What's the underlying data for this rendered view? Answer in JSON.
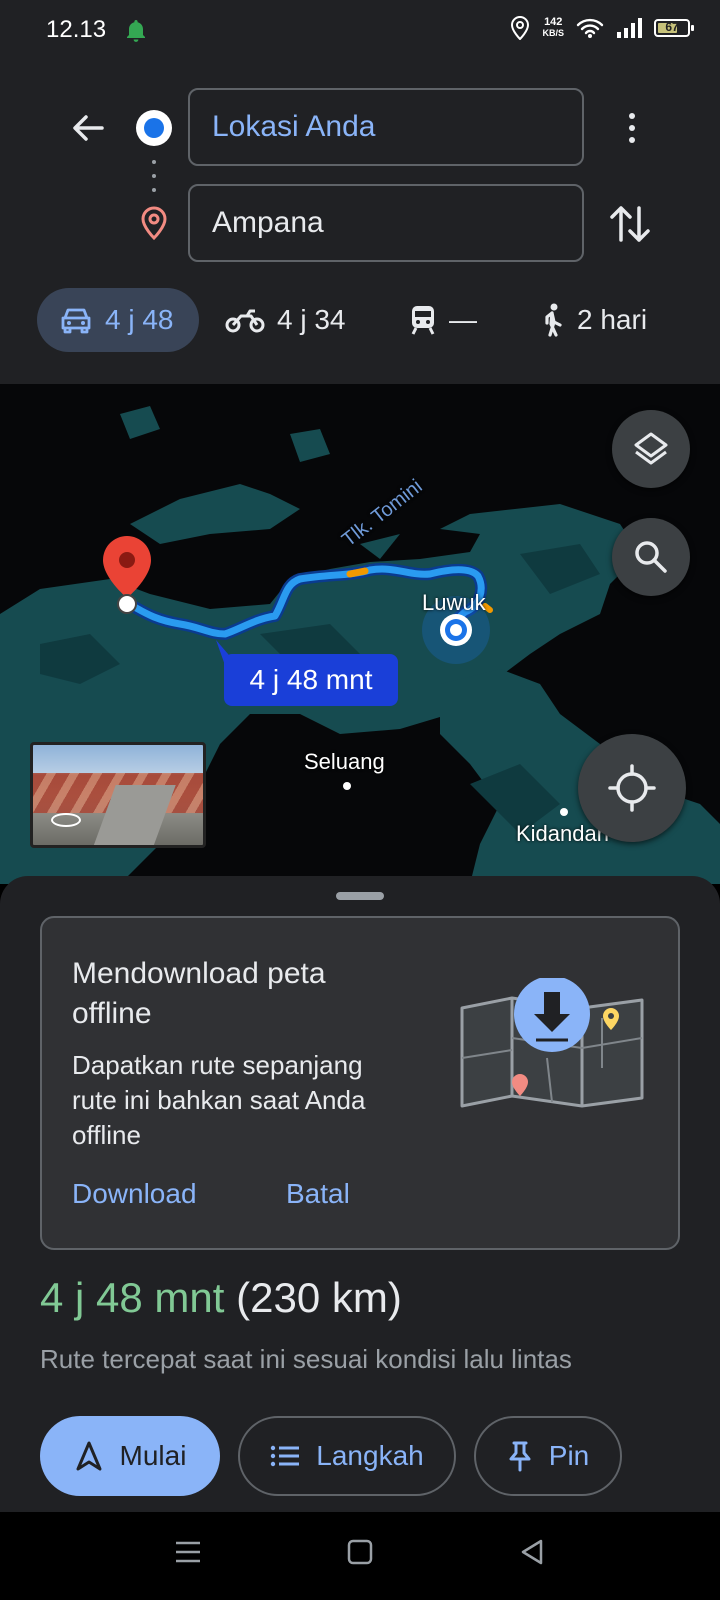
{
  "status_bar": {
    "time": "12.13",
    "net_speed_value": "142",
    "net_speed_unit": "KB/S",
    "battery_level": "67"
  },
  "directions": {
    "origin_value": "Lokasi Anda",
    "destination_value": "Ampana",
    "modes": [
      {
        "name": "car",
        "label": "4 j 48",
        "selected": true
      },
      {
        "name": "motorcycle",
        "label": "4 j 34",
        "selected": false
      },
      {
        "name": "transit",
        "label": "—",
        "selected": false
      },
      {
        "name": "walk",
        "label": "2 hari",
        "selected": false
      }
    ]
  },
  "map": {
    "labels": {
      "gulf": "Tlk. Tomini",
      "luwuk": "Luwuk",
      "seluang": "Seluang",
      "kidandan": "Kidandan"
    },
    "route_time_bubble": "4 j 48 mnt"
  },
  "offline_card": {
    "title": "Mendownload peta offline",
    "body": "Dapatkan rute sepanjang rute ini bahkan saat Anda offline",
    "download_label": "Download",
    "cancel_label": "Batal"
  },
  "summary": {
    "duration": "4 j 48 mnt",
    "distance": "(230 km)",
    "note": "Rute tercepat saat ini sesuai kondisi lalu lintas"
  },
  "actions": {
    "start_label": "Mulai",
    "steps_label": "Langkah",
    "pin_label": "Pin"
  },
  "colors": {
    "accent": "#8ab4f8",
    "duration_green": "#81c995",
    "route_blue": "#1a73e8",
    "destination_red": "#ea4335",
    "traffic_orange": "#f29900"
  }
}
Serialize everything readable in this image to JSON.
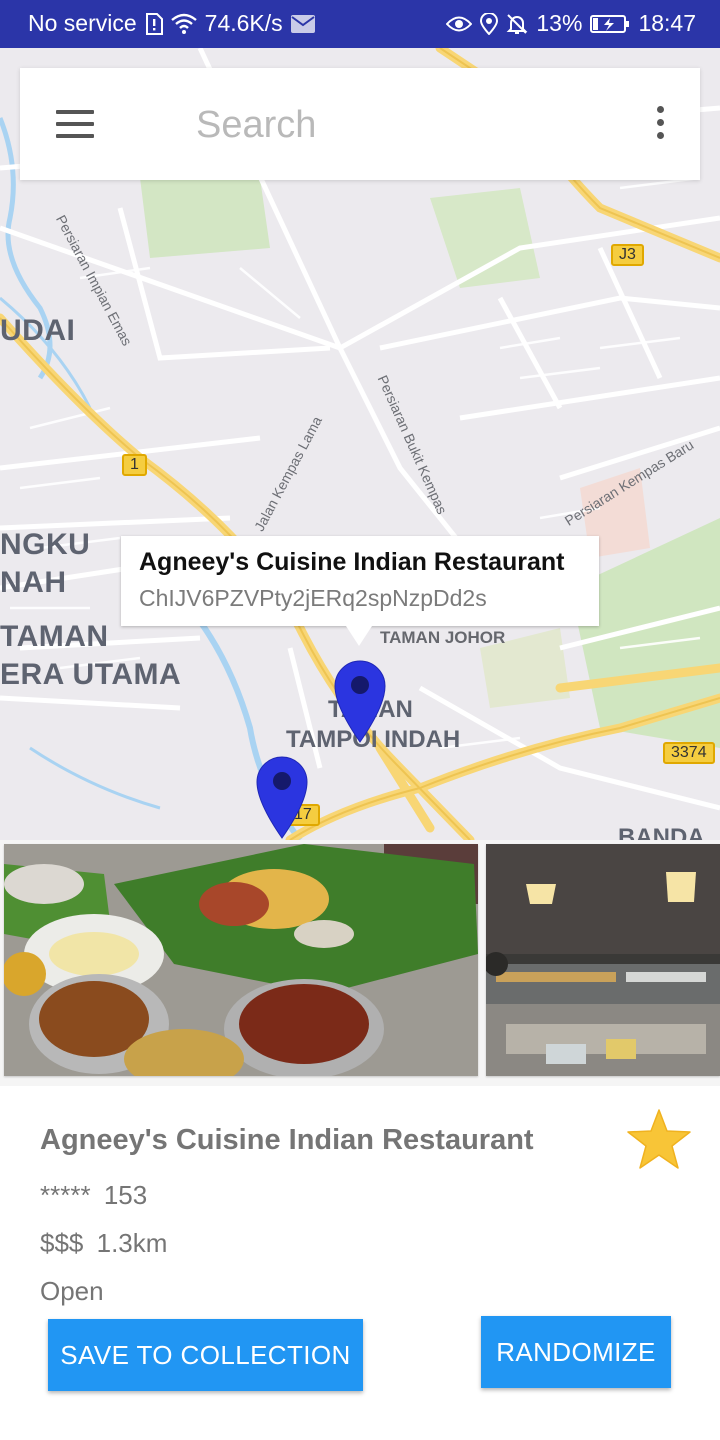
{
  "status_bar": {
    "carrier": "No service",
    "network_speed": "74.6K/s",
    "battery": "13%",
    "time": "18:47",
    "icons": [
      "sim-alert-icon",
      "wifi-icon",
      "mail-icon",
      "eye-icon",
      "location-icon",
      "alarm-off-icon",
      "battery-charging-icon"
    ]
  },
  "search": {
    "placeholder": "Search",
    "value": ""
  },
  "map": {
    "labels": {
      "udai": "UDAI",
      "ngku": "NGKU",
      "nah": "NAH",
      "taman_left": "TAMAN",
      "era_utama": "ERA UTAMA",
      "taman_johor": "TAMAN JOHOR",
      "taman_center": "TAMAN",
      "tampoi_indah": "TAMPOI INDAH",
      "banda": "BANDA",
      "st_impian_emas": "Persiaran Impian Emas",
      "st_kempas_lama": "Jalan Kempas Lama",
      "st_bukit_kempas": "Persiaran Bukit Kempas",
      "st_kempas_baru": "Persiaran Kempas Baru"
    },
    "shields": {
      "j3": "J3",
      "r1": "1",
      "r3374": "3374",
      "r17": "17"
    },
    "marker_color": "#2b35e0"
  },
  "info_window": {
    "title": "Agneey's Cuisine Indian Restaurant",
    "place_id": "ChIJV6PZVPty2jERq2spNzpDd2s"
  },
  "place": {
    "name": "Agneey's Cuisine Indian Restaurant",
    "rating_stars": "*****",
    "rating_count": "153",
    "price": "$$$",
    "distance": "1.3km",
    "status": "Open",
    "favorite_color": "#f8c537"
  },
  "actions": {
    "save_label": "SAVE TO COLLECTION",
    "randomize_label": "RANDOMIZE",
    "accent": "#2196f3"
  }
}
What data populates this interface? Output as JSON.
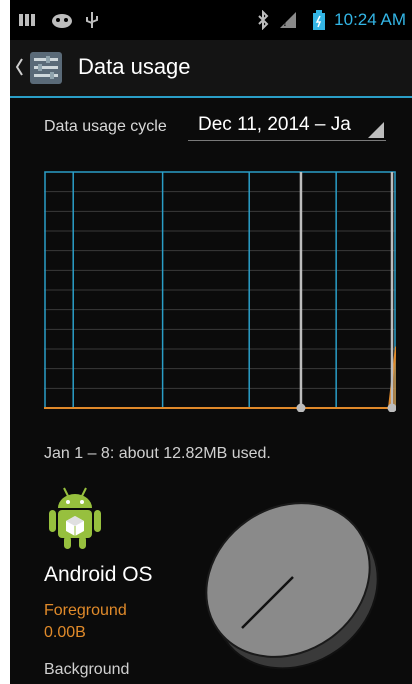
{
  "status_bar": {
    "time": "10:24 AM",
    "icons": [
      "notification-icon",
      "android-debug-icon",
      "usb-icon",
      "bluetooth-icon",
      "signal-icon",
      "battery-icon"
    ]
  },
  "action_bar": {
    "title": "Data usage",
    "icon": "data-usage-settings-icon"
  },
  "cycle": {
    "label": "Data usage cycle",
    "value": "Dec 11, 2014 – Ja"
  },
  "chart_data": {
    "type": "area",
    "title": "",
    "xlabel": "",
    "ylabel": "",
    "series": [
      {
        "x": [
          0,
          0.56,
          0.98,
          1.0
        ],
        "y": [
          0,
          0,
          0,
          0.26
        ]
      }
    ],
    "selection": [
      0.73,
      1.0
    ],
    "colors": {
      "line": "#e0892a",
      "grid": "#3a3a3a",
      "weeks": "#2a9ec7",
      "handles": "#bdbdbd"
    },
    "week_markers": [
      0.083,
      0.337,
      0.583,
      0.83
    ],
    "gridlines": 12
  },
  "summary": "Jan 1 – 8: about 12.82MB used.",
  "app": {
    "name": "Android OS",
    "icon": "android-robot-icon",
    "foreground_label": "Foreground",
    "foreground_value": "0.00B",
    "background_label": "Background"
  },
  "pie_data": {
    "type": "pie",
    "colors": {
      "fill": "#8a8a8a",
      "edge": "#3a3a3a",
      "stroke": "#1a1a1a"
    }
  }
}
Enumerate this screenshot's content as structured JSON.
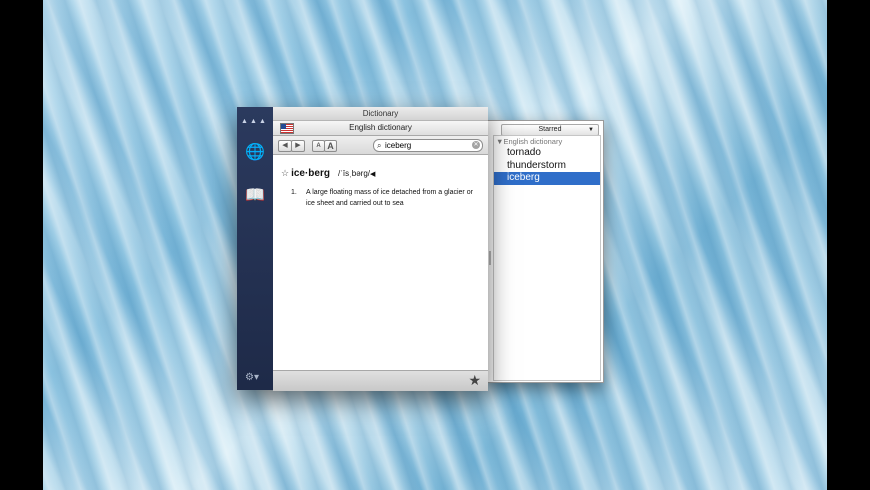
{
  "window": {
    "title": "Dictionary"
  },
  "dictionary_selector": {
    "label": "English dictionary"
  },
  "toolbar": {
    "back_label": "◀",
    "forward_label": "▶",
    "font_smaller_label": "A",
    "font_larger_label": "A",
    "search_value": "iceberg"
  },
  "entry": {
    "headword": "ice·berg",
    "pronunciation": "/ˈīsˌbərg/",
    "definitions": [
      {
        "number": "1.",
        "text": "A large floating mass of ice detached from a glacier or ice sheet and carried out to sea"
      }
    ]
  },
  "starred_panel": {
    "selector_label": "Starred",
    "group_label": "English dictionary",
    "items": [
      "tornado",
      "thunderstorm",
      "iceberg"
    ],
    "selected_index": 2
  },
  "colors": {
    "selection": "#2f6ec9",
    "sidebar": "#25324f"
  }
}
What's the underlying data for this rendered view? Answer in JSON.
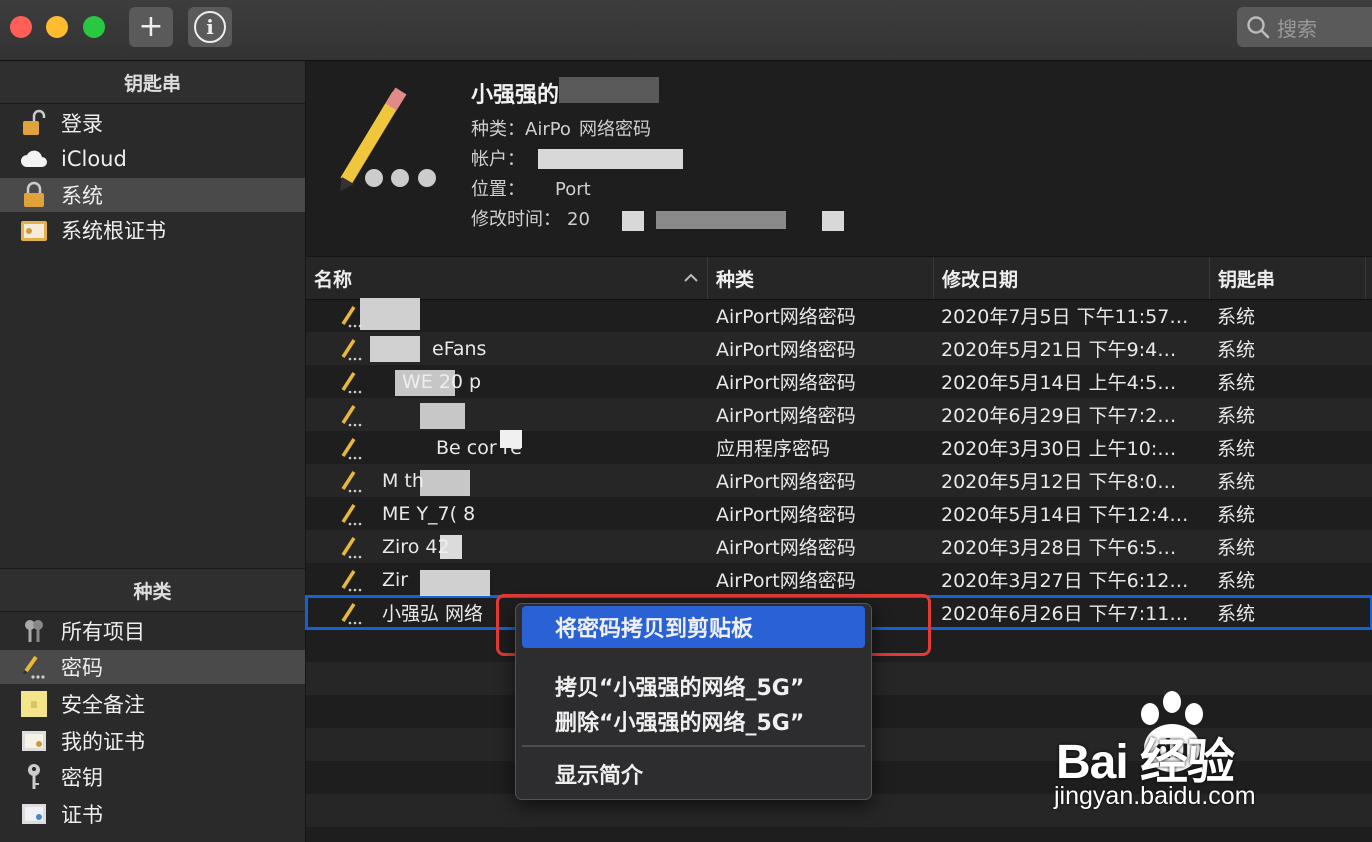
{
  "colors": {
    "accent": "#2a62d5",
    "close": "#ff5f57",
    "minimize": "#febc2e",
    "zoom": "#28c840",
    "highlight_box": "#e23a36"
  },
  "toolbar": {
    "add_icon": "+",
    "info_icon": "i",
    "search_placeholder": "搜索"
  },
  "sidebar": {
    "keychains_header": "钥匙串",
    "keychains": [
      {
        "label": "登录",
        "icon": "lock-open-icon"
      },
      {
        "label": "iCloud",
        "icon": "cloud-icon"
      },
      {
        "label": "系统",
        "icon": "lock-icon",
        "selected": true
      },
      {
        "label": "系统根证书",
        "icon": "certificate-folder-icon"
      }
    ],
    "category_header": "种类",
    "categories": [
      {
        "label": "所有项目",
        "icon": "keys-icon"
      },
      {
        "label": "密码",
        "icon": "pencil-icon",
        "selected": true
      },
      {
        "label": "安全备注",
        "icon": "note-icon"
      },
      {
        "label": "我的证书",
        "icon": "my-certificate-icon"
      },
      {
        "label": "密钥",
        "icon": "key-icon"
      },
      {
        "label": "证书",
        "icon": "certificate-icon"
      }
    ]
  },
  "detail": {
    "title": "小强强的",
    "kind_label": "种类：",
    "kind_value": "AirPo",
    "kind_value_suffix": "网络密码",
    "account_label": "帐户：",
    "where_label": "位置：",
    "where_value": "Port",
    "modified_label": "修改时间：",
    "modified_value": "20"
  },
  "table": {
    "columns": [
      {
        "label": "名称",
        "sort": "ascending"
      },
      {
        "label": "种类"
      },
      {
        "label": "修改日期"
      },
      {
        "label": "钥匙串"
      }
    ],
    "rows": [
      {
        "name": "",
        "kind": "AirPort网络密码",
        "date": "2020年7月5日 下午11:57…",
        "keychain": "系统"
      },
      {
        "name": "eFans",
        "kind": "AirPort网络密码",
        "date": "2020年5月21日 下午9:4…",
        "keychain": "系统"
      },
      {
        "name": "WE  20  p",
        "kind": "AirPort网络密码",
        "date": "2020年5月14日 上午4:5…",
        "keychain": "系统"
      },
      {
        "name": "",
        "kind": "AirPort网络密码",
        "date": "2020年6月29日 下午7:2…",
        "keychain": "系统"
      },
      {
        "name": "Be  cor     re",
        "kind": "应用程序密码",
        "date": "2020年3月30日 上午10:…",
        "keychain": "系统"
      },
      {
        "name": "M      th",
        "kind": "AirPort网络密码",
        "date": "2020年5月12日 下午8:0…",
        "keychain": "系统"
      },
      {
        "name": "ME    Y_7(  8",
        "kind": "AirPort网络密码",
        "date": "2020年5月14日 下午12:4…",
        "keychain": "系统"
      },
      {
        "name": "Ziro    42",
        "kind": "AirPort网络密码",
        "date": "2020年3月28日 下午6:5…",
        "keychain": "系统"
      },
      {
        "name": "Zir",
        "kind": "AirPort网络密码",
        "date": "2020年3月27日 下午6:12…",
        "keychain": "系统"
      },
      {
        "name": "小强弘 网络",
        "kind": "",
        "date": "2020年6月26日 下午7:11…",
        "keychain": "系统",
        "selected": true
      }
    ]
  },
  "context_menu": {
    "items": [
      {
        "label": "将密码拷贝到剪贴板",
        "highlighted": true
      },
      {
        "label": "拷贝“小强强的网络_5G”"
      },
      {
        "label": "删除“小强强的网络_5G”"
      },
      {
        "label": "显示简介"
      }
    ]
  },
  "watermark": {
    "brand": "Bai  经验",
    "site": "jingyan.baidu.com"
  }
}
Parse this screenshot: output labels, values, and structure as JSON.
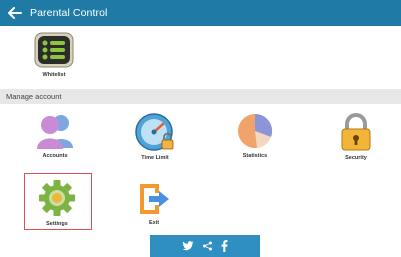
{
  "header": {
    "title": "Parental Control",
    "back_icon": "arrow-left-icon"
  },
  "whitelist": {
    "label": "Whitelist",
    "icon": "list-icon"
  },
  "section": {
    "title": "Manage account"
  },
  "tiles": [
    {
      "label": "Accounts",
      "icon": "users-icon"
    },
    {
      "label": "Time Limit",
      "icon": "speedometer-lock-icon"
    },
    {
      "label": "Statistics",
      "icon": "pie-chart-icon"
    },
    {
      "label": "Security",
      "icon": "padlock-icon"
    },
    {
      "label": "Settings",
      "icon": "gear-icon"
    },
    {
      "label": "Exit",
      "icon": "exit-icon"
    }
  ],
  "share": {
    "twitter": "twitter-icon",
    "share": "share-icon",
    "facebook": "facebook-icon"
  },
  "colors": {
    "header": "#1f7aa6",
    "highlight": "#d9534f",
    "share_bar": "#2f8fc1"
  }
}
-- -- --
● What is needed:
In the records above, tally the lines where the word "summary" appears, and give the number and nothing else.

● Task answer:
2